Return every line of the material exactly.

>>

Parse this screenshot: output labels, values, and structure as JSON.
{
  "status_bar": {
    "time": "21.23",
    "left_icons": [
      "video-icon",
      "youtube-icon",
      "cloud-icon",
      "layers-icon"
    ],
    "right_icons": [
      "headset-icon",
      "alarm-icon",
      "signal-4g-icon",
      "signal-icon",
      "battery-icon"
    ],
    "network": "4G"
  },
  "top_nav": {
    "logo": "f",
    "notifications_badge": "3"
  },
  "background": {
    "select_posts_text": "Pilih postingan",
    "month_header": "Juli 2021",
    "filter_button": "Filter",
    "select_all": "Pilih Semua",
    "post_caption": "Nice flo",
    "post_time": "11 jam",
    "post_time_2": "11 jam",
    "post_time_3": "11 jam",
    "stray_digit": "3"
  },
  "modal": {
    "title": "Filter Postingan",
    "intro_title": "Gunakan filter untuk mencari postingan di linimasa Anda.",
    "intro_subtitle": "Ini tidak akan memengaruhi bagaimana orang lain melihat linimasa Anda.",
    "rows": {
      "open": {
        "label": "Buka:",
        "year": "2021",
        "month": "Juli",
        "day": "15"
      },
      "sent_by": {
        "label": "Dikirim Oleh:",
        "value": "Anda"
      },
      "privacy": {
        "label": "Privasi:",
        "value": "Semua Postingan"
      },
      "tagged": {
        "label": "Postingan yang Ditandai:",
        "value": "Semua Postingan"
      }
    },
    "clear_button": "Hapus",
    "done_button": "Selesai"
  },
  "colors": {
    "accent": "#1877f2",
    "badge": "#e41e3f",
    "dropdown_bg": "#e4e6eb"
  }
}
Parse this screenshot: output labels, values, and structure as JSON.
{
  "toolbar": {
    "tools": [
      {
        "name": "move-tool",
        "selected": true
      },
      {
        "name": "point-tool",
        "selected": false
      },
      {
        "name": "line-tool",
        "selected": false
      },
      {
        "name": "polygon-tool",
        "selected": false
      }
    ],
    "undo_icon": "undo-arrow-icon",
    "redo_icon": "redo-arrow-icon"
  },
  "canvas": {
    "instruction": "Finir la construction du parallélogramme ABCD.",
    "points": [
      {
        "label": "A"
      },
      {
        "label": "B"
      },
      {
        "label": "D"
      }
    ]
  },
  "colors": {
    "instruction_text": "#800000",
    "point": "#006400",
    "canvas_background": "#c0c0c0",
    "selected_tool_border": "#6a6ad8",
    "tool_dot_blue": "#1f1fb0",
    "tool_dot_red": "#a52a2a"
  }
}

<<

TASK RESULT ::
Parse this screenshot: output labels, values, and structure as JSON.
{
  "status_bar": {
    "time": "21.23",
    "left_icons": [
      "video-icon",
      "youtube-icon",
      "cloud-icon",
      "layers-icon"
    ],
    "right_icons": [
      "headset-icon",
      "alarm-icon",
      "signal-4g-icon",
      "signal-icon",
      "battery-icon"
    ],
    "network": "4G"
  },
  "top_nav": {
    "logo": "f",
    "notifications_badge": "3"
  },
  "background": {
    "select_posts_text": "Pilih postingan",
    "month_header": "Juli 2021",
    "filter_button": "Filter",
    "select_all": "Pilih Semua",
    "post_caption": "Nice flo",
    "post_time": "11 jam",
    "post_time_2": "11 jam",
    "post_time_3": "11 jam",
    "stray_digit": "3"
  },
  "modal": {
    "title": "Filter Postingan",
    "intro_title": "Gunakan filter untuk mencari postingan di linimasa Anda.",
    "intro_subtitle": "Ini tidak akan memengaruhi bagaimana orang lain melihat linimasa Anda.",
    "rows": {
      "open": {
        "label": "Buka:",
        "year": "2021",
        "month": "Juli",
        "day": "15"
      },
      "sent_by": {
        "label": "Dikirim Oleh:",
        "value": "Anda"
      },
      "privacy": {
        "label": "Privasi:",
        "value": "Semua Postingan"
      },
      "tagged": {
        "label": "Postingan yang Ditandai:",
        "value": "Semua Postingan"
      }
    },
    "clear_button": "Hapus",
    "done_button": "Selesai"
  },
  "colors": {
    "accent": "#1877f2",
    "badge": "#e41e3f",
    "dropdown_bg": "#e4e6eb"
  }
}
Parse this screenshot: output labels, values, and structure as JSON.
{
  "toolbar": {
    "tools": [
      {
        "name": "move-tool",
        "selected": true
      },
      {
        "name": "point-tool",
        "selected": false
      },
      {
        "name": "line-tool",
        "selected": false
      },
      {
        "name": "polygon-tool",
        "selected": false
      }
    ],
    "undo_icon": "undo-arrow-icon",
    "redo_icon": "redo-arrow-icon"
  },
  "canvas": {
    "instruction": "Finir la construction du parallélogramme ABCD.",
    "points": [
      {
        "label": "A"
      },
      {
        "label": "B"
      },
      {
        "label": "D"
      }
    ]
  },
  "colors": {
    "instruction_text": "#800000",
    "point": "#006400",
    "canvas_background": "#c0c0c0",
    "selected_tool_border": "#6a6ad8",
    "tool_dot_blue": "#1f1fb0",
    "tool_dot_red": "#a52a2a"
  }
}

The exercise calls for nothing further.